[Data listing]
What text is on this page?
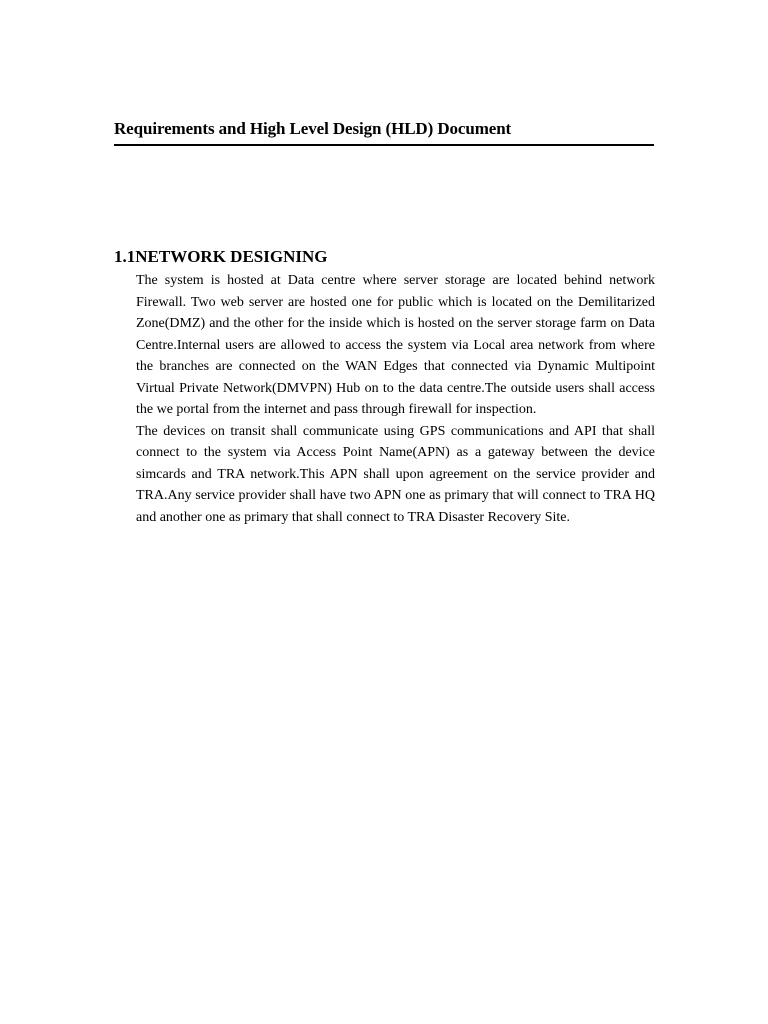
Requirements and High Level Design (HLD) Document
1.1NETWORK DESIGNING

The system is hosted at Data centre where server storage are located behind network Firewall. Two web server are hosted one for public which is located on the Demilitarized Zone(DMZ) and the other for the inside which is hosted on the server storage farm on Data Centre.Internal users are allowed to access the system via Local area network from where the branches are connected on the WAN Edges that connected via Dynamic Multipoint Virtual Private Network(DMVPN) Hub on to the data centre.The outside users shall access the we portal from the internet and pass through firewall for inspection.

The devices on transit shall communicate using GPS communications and API that shall connect to the system via Access Point Name(APN) as a gateway between the device simcards and TRA network.This APN shall upon agreement on the service provider and TRA.Any service provider shall have two APN one as primary that will connect to TRA HQ and another one as primary that shall connect to TRA Disaster Recovery Site.
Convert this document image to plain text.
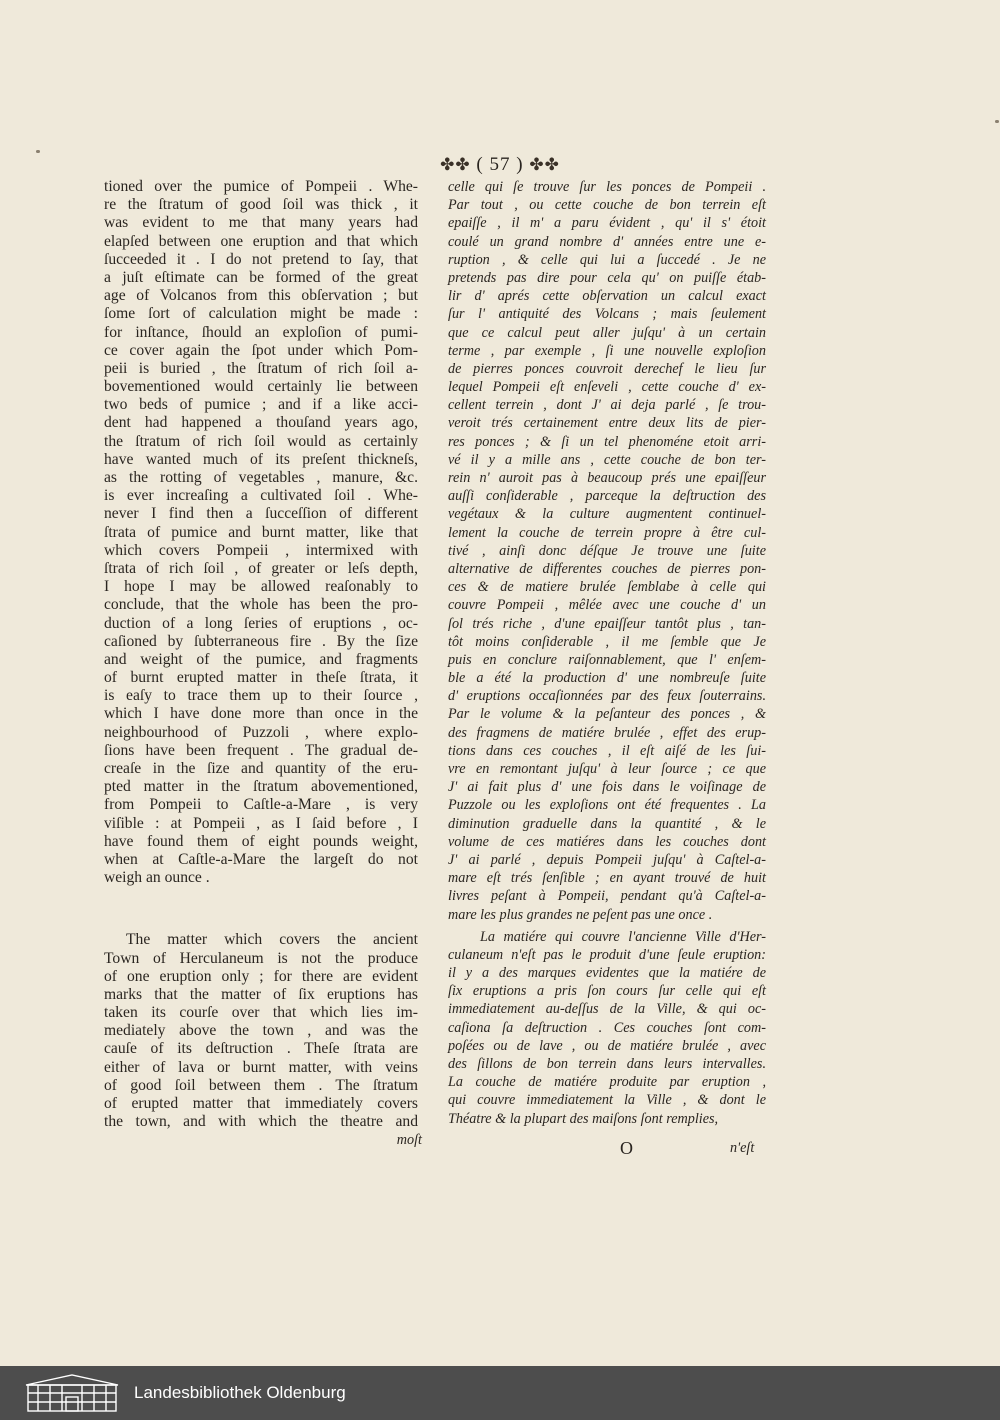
✤✤ ( 57 ) ✤✤
tioned over the pumice of Pompeii . Whe-
re the ſtratum of good ſoil was thick , it
was evident to me that many years had
elapſed between one eruption and that which
ſucceeded it . I do not pretend to ſay, that
a juſt eſtimate can be formed of the great
age of Volcanos from this obſervation ; but
ſome ſort of calculation might be made :
for inſtance, ſhould an exploſion of pumi-
ce cover again the ſpot under which Pom-
peii is buried , the ſtratum of rich ſoil a-
bovementioned would certainly lie between
two beds of pumice ; and if a like acci-
dent had happened a thouſand years ago,
the ſtratum of rich ſoil would as certainly
have wanted much of its preſent thickneſs,
as the rotting of vegetables , manure, &c.
is ever increaſing a cultivated ſoil . Whe-
never I find then a ſucceſſion of different
ſtrata of pumice and burnt matter, like that
which covers Pompeii , intermixed with
ſtrata of rich ſoil , of greater or leſs depth,
I hope I may be allowed reaſonably to
conclude, that the whole has been the pro-
duction of a long ſeries of eruptions , oc-
caſioned by ſubterraneous fire . By the ſize
and weight of the pumice, and fragments
of burnt erupted matter in theſe ſtrata, it
is eaſy to trace them up to their ſource ,
which I have done more than once in the
neighbourhood of Puzzoli , where explo-
ſions have been frequent . The gradual de-
creaſe in the ſize and quantity of the eru-
pted matter in the ſtratum abovementioned,
from Pompeii to Caſtle-a-Mare , is very
viſible : at Pompeii , as I ſaid before , I
have found them of eight pounds weight,
when at Caſtle-a-Mare the largeſt do not
weigh an ounce .
The matter which covers the ancient
Town of Herculaneum is not the produce
of one eruption only ; for there are evident
marks that the matter of ſix eruptions has
taken its courſe over that which lies im-
mediately above the town , and was the
cauſe of its deſtruction . Theſe ſtrata are
either of lava or burnt matter, with veins
of good ſoil between them . The ſtratum
of erupted matter that immediately covers
the town, and with which the theatre and
moſt
celle qui ſe trouve ſur les ponces de Pompeii .
Par tout , ou cette couche de bon terrein eſt
epaiſſe , il m' a paru évident , qu' il s' étoit
coulé un grand nombre d' années entre une e-
ruption , & celle qui lui a ſuccedé . Je ne
pretends pas dire pour cela qu' on puiſſe étab-
lir d' aprés cette obſervation un calcul exact
ſur l' antiquité des Volcans ; mais ſeulement
que ce calcul peut aller juſqu' à un certain
terme , par exemple , ſi une nouvelle exploſion
de pierres ponces couvroit derechef le lieu ſur
lequel Pompeii eſt enſeveli , cette couche d' ex-
cellent terrein , dont J' ai deja parlé , ſe trou-
veroit trés certainement entre deux lits de pier-
res ponces ; & ſi un tel phenoméne etoit arri-
vé il y a mille ans , cette couche de bon ter-
rein n' auroit pas à beaucoup prés une epaiſſeur
auſſi conſiderable , parceque la deſtruction des
vegétaux & la culture augmentent continuel-
lement la couche de terrein propre à être cul-
tivé , ainſi donc déſque Je trouve une ſuite
alternative de differentes couches de pierres pon-
ces & de matiere brulée ſemblabe à celle qui
couvre Pompeii , mêlée avec une couche d' un
ſol trés riche , d'une epaiſſeur tantôt plus , tan-
tôt moins conſiderable , il me ſemble que Je
puis en conclure raiſonnablement, que l' enſem-
ble a été la production d' une nombreuſe ſuite
d' eruptions occaſionnées par des feux ſouterrains.
Par le volume & la peſanteur des ponces , &
des fragmens de matiére brulée , effet des erup-
tions dans ces couches , il eſt aiſé de les ſui-
vre en remontant juſqu' à leur ſource ; ce que
J' ai fait plus d' une fois dans le voiſinage de
Puzzole ou les exploſions ont été frequentes . La
diminution graduelle dans la quantité , & le
volume de ces matiéres dans les couches dont
J' ai parlé , depuis Pompeii juſqu' à Caſtel-a-
mare eſt trés ſenſible ; en ayant trouvé de huit
livres peſant à Pompeii, pendant qu'à Caſtel-a-
mare les plus grandes ne peſent pas une once .
La matiére qui couvre l'ancienne Ville d'Her-
culaneum n'eſt pas le produit d'une ſeule eruption:
il y a des marques evidentes que la matiére de
ſix eruptions a pris ſon cours ſur celle qui eſt
immediatement au-deſſus de la Ville, & qui oc-
caſiona ſa deſtruction . Ces couches ſont com-
poſées ou de lave , ou de matiére brulée , avec
des ſillons de bon terrein dans leurs intervalles.
La couche de matiére produite par eruption ,
qui couvre immediatement la Ville , & dont le
Théatre & la plupart des maiſons ſont remplies,
O	n'eſt
Landesbibliothek Oldenburg
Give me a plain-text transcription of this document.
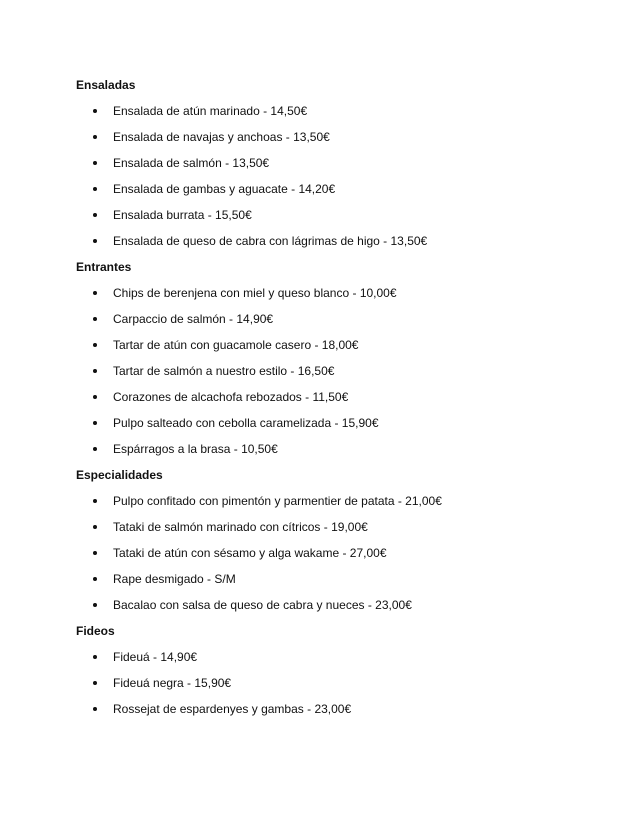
Ensaladas
Ensalada de atún marinado - 14,50€
Ensalada de navajas y anchoas - 13,50€
Ensalada de salmón - 13,50€
Ensalada de gambas y aguacate - 14,20€
Ensalada burrata - 15,50€
Ensalada de queso de cabra con lágrimas de higo - 13,50€
Entrantes
Chips de berenjena con miel y queso blanco - 10,00€
Carpaccio de salmón - 14,90€
Tartar de atún con guacamole casero - 18,00€
Tartar de salmón a nuestro estilo - 16,50€
Corazones de alcachofa rebozados - 11,50€
Pulpo salteado con cebolla caramelizada - 15,90€
Espárragos a la brasa - 10,50€
Especialidades
Pulpo confitado con pimentón y parmentier de patata - 21,00€
Tataki de salmón marinado con cítricos - 19,00€
Tataki de atún con sésamo y alga wakame - 27,00€
Rape desmigado - S/M
Bacalao con salsa de queso de cabra y nueces - 23,00€
Fideos
Fideuá - 14,90€
Fideuá negra - 15,90€
Rossejat de espardenyes y gambas - 23,00€
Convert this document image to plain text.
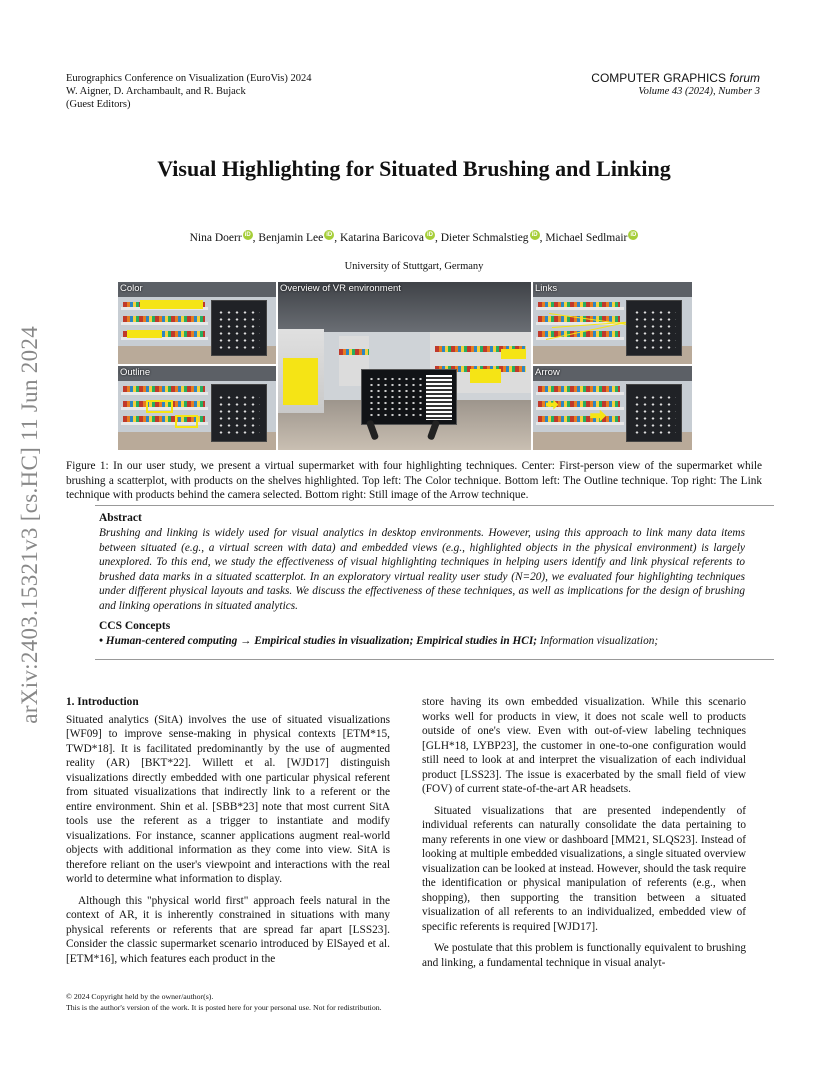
Eurographics Conference on Visualization (EuroVis) 2024
W. Aigner, D. Archambault, and R. Bujack
(Guest Editors)
COMPUTER GRAPHICS forum
Volume 43 (2024), Number 3
arXiv:2403.15321v3 [cs.HC] 11 Jun 2024
Visual Highlighting for Situated Brushing and Linking
Nina Doerr iD , Benjamin Lee iD , Katarina Baricova iD , Dieter Schmalstieg iD , Michael Sedlmair iD
University of Stuttgart, Germany
Color
Outline
Overview of VR environment	Links
Arrow
Figure 1: In our user study, we present a virtual supermarket with four highlighting techniques. Center: First-person view of the supermarket while brushing a scatterplot, with products on the shelves highlighted. Top left: The Color technique. Bottom left: The Outline technique. Top right: The Link technique with products behind the camera selected. Bottom right: Still image of the Arrow technique.
Abstract
Brushing and linking is widely used for visual analytics in desktop environments. However, using this approach to link many data items between situated (e.g., a virtual screen with data) and embedded views (e.g., highlighted objects in the physical environment) is largely unexplored. To this end, we study the effectiveness of visual highlighting techniques in helping users identify and link physical referents to brushed data marks in a situated scatterplot. In an exploratory virtual reality user study (N=20), we evaluated four highlighting techniques under different physical layouts and tasks. We discuss the effectiveness of these techniques, as well as implications for the design of brushing and linking operations in situated analytics.
CCS Concepts
• Human-centered computing → Empirical studies in visualization; Empirical studies in HCI; Information visualization;
1. Introduction

Situated analytics (SitA) involves the use of situated visualizations [WF09] to improve sense-making in physical contexts [ETM*15, TWD*18]. It is facilitated predominantly by the use of augmented reality (AR) [BKT*22]. Willett et al. [WJD17] distinguish visualizations directly embedded with one particular physical referent from situated visualizations that indirectly link to a referent or the entire environment. Shin et al. [SBB*23] note that most current SitA tools use the referent as a trigger to instantiate and modify visualizations. For instance, scanner applications augment real-world objects with additional information as they come into view. SitA is therefore reliant on the user's viewpoint and interactions with the real world to determine what information to display.

Although this "physical world first" approach feels natural in the context of AR, it is inherently constrained in situations with many physical referents or referents that are spread far apart [LSS23]. Consider the classic supermarket scenario introduced by ElSayed et al. [ETM*16], which features each product in the

store having its own embedded visualization. While this scenario works well for products in view, it does not scale well to products outside of one's view. Even with out-of-view labeling techniques [GLH*18, LYBP23], the customer in one-to-one configuration would still need to look at and interpret the visualization of each individual product [LSS23]. The issue is exacerbated by the small field of view (FOV) of current state-of-the-art AR headsets.

Situated visualizations that are presented independently of individual referents can naturally consolidate the data pertaining to many referents in one view or dashboard [MM21, SLQS23]. Instead of looking at multiple embedded visualizations, a single situated overview visualization can be looked at instead. However, should the task require the identification or physical manipulation of referents (e.g., when shopping), then supporting the transition between a situated visualization of all referents to an individualized, embedded view of specific referents is required [WJD17].

We postulate that this problem is functionally equivalent to brushing and linking, a fundamental technique in visual analyt-

© 2024 Copyright held by the owner/author(s).
This is the author's version of the work. It is posted here for your personal use. Not for redistribution.
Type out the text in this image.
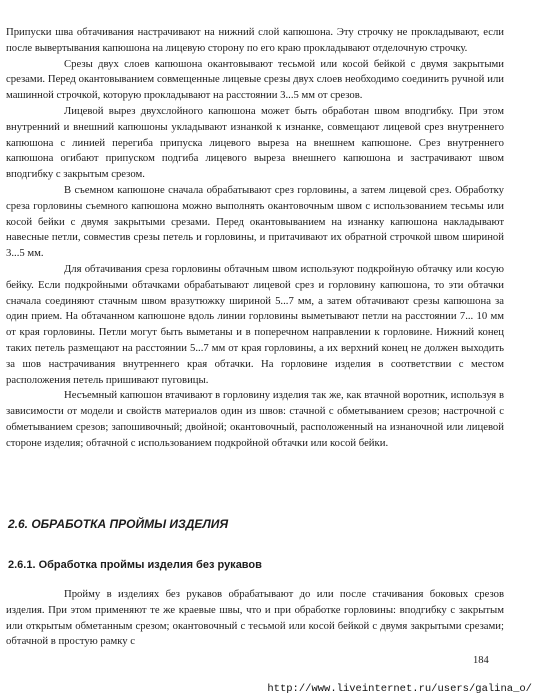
Припуски шва обтачивания настрачивают на нижний слой капюшона. Эту строчку не прокладывают, если после вывертывания капюшона на лицевую сторону по его краю прокладывают отделочную строчку.

Срезы двух слоев капюшона окантовывают тесьмой или косой бейкой с двумя закрытыми срезами. Перед окантовыванием совмещенные лицевые срезы двух слоев необходимо соединить ручной или машинной строчкой, которую прокладывают на расстоянии 3...5 мм от срезов.

Лицевой вырез двухслойного капюшона может быть обработан швом вподгибку. При этом внутренний и внешний капюшоны укладывают изнанкой к изнанке, совмещают лицевой срез внутреннего капюшона с линией перегиба припуска лицевого выреза на внешнем капюшоне. Срез внутреннего капюшона огибают припуском подгиба лицевого выреза внешнего капюшона и застрачивают швом вподгибку с закрытым срезом.

В съемном капюшоне сначала обрабатывают срез горловины, а затем лицевой срез. Обработку среза горловины съемного капюшона можно выполнять окантовочным швом с использованием тесьмы или косой бейки с двумя закрытыми срезами. Перед окантовыванием на изнанку капюшона накладывают навесные петли, совместив срезы петель и горловины, и притачивают их обратной строчкой швом шириной 3...5 мм.

Для обтачивания среза горловины обтачным швом используют подкройную обтачку или косую бейку. Если подкройными обтачками обрабатывают лицевой срез и горловину капюшона, то эти обтачки сначала соединяют стачным швом вразутюжку шириной 5...7 мм, а затем обтачивают срезы капюшона за один прием. На обтачанном капюшоне вдоль линии горловины выметывают петли на расстоянии 7... 10 мм от края горловины. Петли могут быть выметаны и в поперечном направлении к горловине. Нижний конец таких петель размещают на расстоянии 5...7 мм от края горловины, а их верхний конец не должен выходить за шов настрачивания внутреннего края обтачки. На горловине изделия в соответствии с местом расположения петель пришивают пуговицы.

Несъемный капюшон втачивают в горловину изделия так же, как втачной воротник, используя в зависимости от модели и свойств материалов один из швов: стачной с обметыванием срезов; настрочной с обметыванием срезов; запошивочный; двойной; окантовочный, расположенный на изнаночной или лицевой стороне изделия; обтачной с использованием подкройной обтачки или косой бейки.

2.6. ОБРАБОТКА ПРОЙМЫ ИЗДЕЛИЯ
2.6.1. Обработка проймы изделия без рукавов

Пройму в изделиях без рукавов обрабатывают до или после стачивания боковых срезов изделия. При этом применяют те же краевые швы, что и при обработке горловины: вподгибку с закрытым или открытым обметанным срезом; окантовочный с тесьмой или косой бейкой с двумя закрытыми срезами; обтачной в простую рамку с

184
http://www.liveinternet.ru/users/galina_o/
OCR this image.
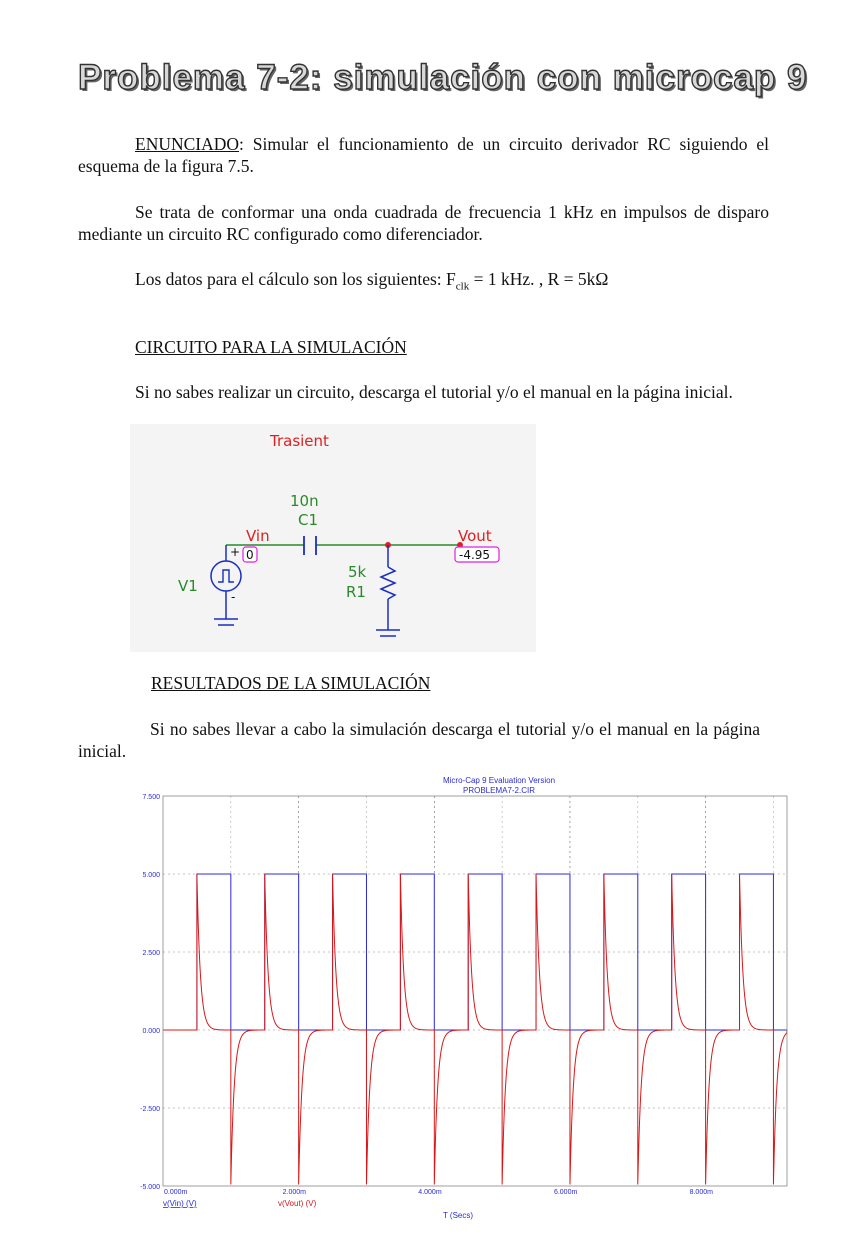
Problema 7-2: simulación con microcap 9
ENUNCIADO: Simular el funcionamiento de un circuito derivador RC siguiendo el esquema de la figura 7.5.
Se trata de conformar una onda cuadrada de frecuencia 1 kHz en impulsos de disparo mediante un circuito RC configurado como diferenciador.
Los datos para el cálculo son los siguientes: $F_{clk} = 1$ kHz. , R = 5kΩ
CIRCUITO PARA LA SIMULACIÓN
Si no sabes realizar un circuito, descarga el tutorial y/o el manual en la página inicial.
Trasient
+
-
V1
10n
C1
Vin
0
5k
R1
Vout
-4.95
RESULTADOS DE LA SIMULACIÓN
Si no sabes llevar a cabo la simulación descarga el tutorial y/o el manual en la página inicial.
Micro-Cap 9 Evaluation Version
PROBLEMA7-2.CIR
7.500
5.000
2.500
0.000
-2.500
-5.000
0.000m	2.000m	4.000m	6.000m	8.000m
v(Vin) (V)	v(Vout) (V)
T (Secs)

- GIVEN INSTRUCTION
Copy every line in the listing above where the string "immediatement" turns up.

- EXERCISE RESPONSE
immediatement au-deſſus de la Ville, & qui oc-
qui couvre immediatement la Ville , & dont le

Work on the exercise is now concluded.